* **Task details**: Find the line containing "Decode this image". Return it and every line after it, unchanged, up to and including the last line.

* Begin *

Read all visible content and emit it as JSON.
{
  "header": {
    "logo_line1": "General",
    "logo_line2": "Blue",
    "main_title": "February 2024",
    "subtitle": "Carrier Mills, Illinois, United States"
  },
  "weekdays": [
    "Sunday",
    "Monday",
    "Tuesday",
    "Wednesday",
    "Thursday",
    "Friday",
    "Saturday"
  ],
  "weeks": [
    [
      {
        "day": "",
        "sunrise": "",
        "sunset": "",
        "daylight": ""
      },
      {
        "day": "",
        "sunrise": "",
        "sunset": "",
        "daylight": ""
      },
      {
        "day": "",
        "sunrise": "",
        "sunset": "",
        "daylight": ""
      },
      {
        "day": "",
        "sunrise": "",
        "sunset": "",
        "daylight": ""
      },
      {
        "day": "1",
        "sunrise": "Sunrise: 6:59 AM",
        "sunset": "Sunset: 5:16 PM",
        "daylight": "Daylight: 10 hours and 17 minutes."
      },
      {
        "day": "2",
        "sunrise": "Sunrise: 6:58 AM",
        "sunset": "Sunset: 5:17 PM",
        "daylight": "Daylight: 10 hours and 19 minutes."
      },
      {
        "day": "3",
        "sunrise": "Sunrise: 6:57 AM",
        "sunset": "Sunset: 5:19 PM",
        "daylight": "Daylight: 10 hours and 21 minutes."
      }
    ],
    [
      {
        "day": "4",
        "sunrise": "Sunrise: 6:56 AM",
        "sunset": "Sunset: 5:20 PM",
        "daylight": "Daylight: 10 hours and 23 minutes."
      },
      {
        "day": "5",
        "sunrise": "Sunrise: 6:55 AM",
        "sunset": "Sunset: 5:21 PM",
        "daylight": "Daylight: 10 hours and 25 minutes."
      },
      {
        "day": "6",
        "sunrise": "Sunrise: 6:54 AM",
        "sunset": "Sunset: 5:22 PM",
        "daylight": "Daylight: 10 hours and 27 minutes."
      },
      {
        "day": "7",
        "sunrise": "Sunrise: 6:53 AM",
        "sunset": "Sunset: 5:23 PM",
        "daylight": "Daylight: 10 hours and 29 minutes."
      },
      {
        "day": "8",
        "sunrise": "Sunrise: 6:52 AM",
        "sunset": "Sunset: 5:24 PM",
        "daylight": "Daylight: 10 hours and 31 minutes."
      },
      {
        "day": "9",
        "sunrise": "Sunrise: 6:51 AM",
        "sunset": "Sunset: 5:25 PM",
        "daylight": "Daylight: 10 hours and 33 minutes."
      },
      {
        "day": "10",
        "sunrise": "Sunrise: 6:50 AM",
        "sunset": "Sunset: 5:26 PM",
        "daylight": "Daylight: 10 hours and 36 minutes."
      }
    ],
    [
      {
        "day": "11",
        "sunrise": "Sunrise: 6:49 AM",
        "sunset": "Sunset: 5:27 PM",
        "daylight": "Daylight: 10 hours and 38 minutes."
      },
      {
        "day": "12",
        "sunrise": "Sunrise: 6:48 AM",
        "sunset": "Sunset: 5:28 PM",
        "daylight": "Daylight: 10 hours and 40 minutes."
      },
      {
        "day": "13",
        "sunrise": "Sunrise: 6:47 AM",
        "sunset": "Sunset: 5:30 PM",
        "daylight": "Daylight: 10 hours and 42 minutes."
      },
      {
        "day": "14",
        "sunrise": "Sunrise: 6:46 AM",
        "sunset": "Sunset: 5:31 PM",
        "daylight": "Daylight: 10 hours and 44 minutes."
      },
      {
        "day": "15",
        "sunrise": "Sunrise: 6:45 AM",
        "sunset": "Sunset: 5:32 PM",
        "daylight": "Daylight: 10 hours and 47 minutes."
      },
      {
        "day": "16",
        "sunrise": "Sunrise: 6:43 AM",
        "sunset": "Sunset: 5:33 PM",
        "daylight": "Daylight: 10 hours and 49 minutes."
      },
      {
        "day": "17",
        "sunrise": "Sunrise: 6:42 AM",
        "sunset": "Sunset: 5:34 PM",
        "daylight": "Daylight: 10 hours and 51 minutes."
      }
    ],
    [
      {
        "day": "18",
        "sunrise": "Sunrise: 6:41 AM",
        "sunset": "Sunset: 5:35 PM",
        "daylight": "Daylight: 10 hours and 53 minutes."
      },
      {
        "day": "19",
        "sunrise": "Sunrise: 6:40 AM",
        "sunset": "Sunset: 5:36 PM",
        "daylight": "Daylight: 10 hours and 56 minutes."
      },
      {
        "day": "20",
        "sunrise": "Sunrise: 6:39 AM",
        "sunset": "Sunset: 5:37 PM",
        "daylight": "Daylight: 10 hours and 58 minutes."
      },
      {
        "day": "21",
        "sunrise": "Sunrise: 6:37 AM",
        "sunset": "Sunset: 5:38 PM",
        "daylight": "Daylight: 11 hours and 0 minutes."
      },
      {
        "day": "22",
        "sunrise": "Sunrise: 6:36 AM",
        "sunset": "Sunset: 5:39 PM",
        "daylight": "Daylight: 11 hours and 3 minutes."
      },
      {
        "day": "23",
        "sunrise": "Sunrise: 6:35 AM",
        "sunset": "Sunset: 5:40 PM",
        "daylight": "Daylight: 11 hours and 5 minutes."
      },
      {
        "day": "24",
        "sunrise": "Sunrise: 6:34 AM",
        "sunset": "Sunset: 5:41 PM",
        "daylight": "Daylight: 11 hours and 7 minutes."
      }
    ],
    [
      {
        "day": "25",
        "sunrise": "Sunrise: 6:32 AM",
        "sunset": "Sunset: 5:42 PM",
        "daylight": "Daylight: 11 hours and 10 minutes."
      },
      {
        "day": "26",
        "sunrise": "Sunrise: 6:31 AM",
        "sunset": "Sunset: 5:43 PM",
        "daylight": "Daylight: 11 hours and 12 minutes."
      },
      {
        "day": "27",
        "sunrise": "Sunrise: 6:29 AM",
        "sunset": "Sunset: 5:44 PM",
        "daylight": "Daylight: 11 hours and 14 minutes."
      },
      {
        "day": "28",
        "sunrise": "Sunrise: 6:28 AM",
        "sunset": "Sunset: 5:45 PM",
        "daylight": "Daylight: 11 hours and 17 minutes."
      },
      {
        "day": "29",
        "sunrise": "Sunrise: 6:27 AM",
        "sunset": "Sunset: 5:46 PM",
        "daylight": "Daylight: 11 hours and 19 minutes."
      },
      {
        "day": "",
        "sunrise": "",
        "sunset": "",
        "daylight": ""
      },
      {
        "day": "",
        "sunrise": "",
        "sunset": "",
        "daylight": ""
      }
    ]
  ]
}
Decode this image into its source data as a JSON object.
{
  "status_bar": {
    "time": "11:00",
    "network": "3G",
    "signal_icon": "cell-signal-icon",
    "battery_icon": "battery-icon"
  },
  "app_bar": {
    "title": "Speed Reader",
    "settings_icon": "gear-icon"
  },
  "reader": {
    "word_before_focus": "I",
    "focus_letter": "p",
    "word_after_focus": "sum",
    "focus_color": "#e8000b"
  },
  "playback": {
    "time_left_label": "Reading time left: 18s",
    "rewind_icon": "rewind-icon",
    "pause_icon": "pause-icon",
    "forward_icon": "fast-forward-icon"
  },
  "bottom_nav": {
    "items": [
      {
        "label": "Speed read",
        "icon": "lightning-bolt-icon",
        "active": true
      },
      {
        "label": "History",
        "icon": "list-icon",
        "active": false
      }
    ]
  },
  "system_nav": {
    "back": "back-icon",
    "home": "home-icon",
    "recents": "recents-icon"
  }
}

* End *

* **Task solution**:
Decode this image into its source data as a JSON object.
{
  "status_bar": {
    "time": "11:00",
    "network": "3G",
    "signal_icon": "cell-signal-icon",
    "battery_icon": "battery-icon"
  },
  "app_bar": {
    "title": "Speed Reader",
    "settings_icon": "gear-icon"
  },
  "reader": {
    "word_before_focus": "I",
    "focus_letter": "p",
    "word_after_focus": "sum",
    "focus_color": "#e8000b"
  },
  "playback": {
    "time_left_label": "Reading time left: 18s",
    "rewind_icon": "rewind-icon",
    "pause_icon": "pause-icon",
    "forward_icon": "fast-forward-icon"
  },
  "bottom_nav": {
    "items": [
      {
        "label": "Speed read",
        "icon": "lightning-bolt-icon",
        "active": true
      },
      {
        "label": "History",
        "icon": "list-icon",
        "active": false
      }
    ]
  },
  "system_nav": {
    "back": "back-icon",
    "home": "home-icon",
    "recents": "recents-icon"
  }
}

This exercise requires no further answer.